▶ What the task asks: Repeat the records below exactly.

▶ Listing:
○ ○ ○ ○ ○ ○ ○

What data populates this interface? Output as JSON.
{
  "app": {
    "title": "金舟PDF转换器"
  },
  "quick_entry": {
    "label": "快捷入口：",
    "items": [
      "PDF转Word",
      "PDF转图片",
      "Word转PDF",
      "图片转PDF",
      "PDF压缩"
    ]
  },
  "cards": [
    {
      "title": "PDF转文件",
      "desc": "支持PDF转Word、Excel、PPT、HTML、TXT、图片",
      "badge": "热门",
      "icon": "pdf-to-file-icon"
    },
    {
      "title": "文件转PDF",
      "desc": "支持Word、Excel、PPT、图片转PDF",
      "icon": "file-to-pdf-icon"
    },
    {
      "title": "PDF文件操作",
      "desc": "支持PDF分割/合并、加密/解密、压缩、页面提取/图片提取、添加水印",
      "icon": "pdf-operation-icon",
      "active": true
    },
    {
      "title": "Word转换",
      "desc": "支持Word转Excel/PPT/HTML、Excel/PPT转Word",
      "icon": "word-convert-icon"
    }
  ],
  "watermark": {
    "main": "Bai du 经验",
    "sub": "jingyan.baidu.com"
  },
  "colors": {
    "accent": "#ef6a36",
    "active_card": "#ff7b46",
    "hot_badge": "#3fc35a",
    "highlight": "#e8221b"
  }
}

○ ○ ○ ○ ○ ○ ○

▶ Answer for the task:
What data populates this interface? Output as JSON.
{
  "app": {
    "title": "金舟PDF转换器"
  },
  "quick_entry": {
    "label": "快捷入口：",
    "items": [
      "PDF转Word",
      "PDF转图片",
      "Word转PDF",
      "图片转PDF",
      "PDF压缩"
    ]
  },
  "cards": [
    {
      "title": "PDF转文件",
      "desc": "支持PDF转Word、Excel、PPT、HTML、TXT、图片",
      "badge": "热门",
      "icon": "pdf-to-file-icon"
    },
    {
      "title": "文件转PDF",
      "desc": "支持Word、Excel、PPT、图片转PDF",
      "icon": "file-to-pdf-icon"
    },
    {
      "title": "PDF文件操作",
      "desc": "支持PDF分割/合并、加密/解密、压缩、页面提取/图片提取、添加水印",
      "icon": "pdf-operation-icon",
      "active": true
    },
    {
      "title": "Word转换",
      "desc": "支持Word转Excel/PPT/HTML、Excel/PPT转Word",
      "icon": "word-convert-icon"
    }
  ],
  "watermark": {
    "main": "Bai du 经验",
    "sub": "jingyan.baidu.com"
  },
  "colors": {
    "accent": "#ef6a36",
    "active_card": "#ff7b46",
    "hot_badge": "#3fc35a",
    "highlight": "#e8221b"
  }
}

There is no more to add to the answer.